__Work to complete__. What follows is a listing; restate every line of it word for word.

Data entries
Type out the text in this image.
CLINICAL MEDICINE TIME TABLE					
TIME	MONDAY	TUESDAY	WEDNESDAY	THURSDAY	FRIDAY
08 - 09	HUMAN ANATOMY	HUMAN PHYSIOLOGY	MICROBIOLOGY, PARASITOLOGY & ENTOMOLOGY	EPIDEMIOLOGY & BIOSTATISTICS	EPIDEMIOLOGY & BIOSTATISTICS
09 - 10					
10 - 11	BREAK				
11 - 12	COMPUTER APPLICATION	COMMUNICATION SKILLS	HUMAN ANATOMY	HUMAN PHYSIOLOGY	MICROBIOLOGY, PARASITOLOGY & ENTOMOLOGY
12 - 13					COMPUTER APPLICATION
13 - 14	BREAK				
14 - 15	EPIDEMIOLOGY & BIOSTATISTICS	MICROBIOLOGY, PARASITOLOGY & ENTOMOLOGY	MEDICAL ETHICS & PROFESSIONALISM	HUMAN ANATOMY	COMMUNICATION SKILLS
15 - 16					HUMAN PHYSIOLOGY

__Answer to this task__.
Type out the text in this image.
CLINICAL MEDICINE TIME TABLE					
TIME	MONDAY	TUESDAY	WEDNESDAY	THURSDAY	FRIDAY
08 - 09	HUMAN ANATOMY	HUMAN PHYSIOLOGY	MICROBIOLOGY, PARASITOLOGY & ENTOMOLOGY	EPIDEMIOLOGY & BIOSTATISTICS	EPIDEMIOLOGY & BIOSTATISTICS
09 - 10					
10 - 11	BREAK				
11 - 12	COMPUTER APPLICATION	COMMUNICATION SKILLS	HUMAN ANATOMY	HUMAN PHYSIOLOGY	MICROBIOLOGY, PARASITOLOGY & ENTOMOLOGY
12 - 13					COMPUTER APPLICATION
13 - 14	BREAK				
14 - 15	EPIDEMIOLOGY & BIOSTATISTICS	MICROBIOLOGY, PARASITOLOGY & ENTOMOLOGY	MEDICAL ETHICS & PROFESSIONALISM	HUMAN ANATOMY	COMMUNICATION SKILLS
15 - 16					HUMAN PHYSIOLOGY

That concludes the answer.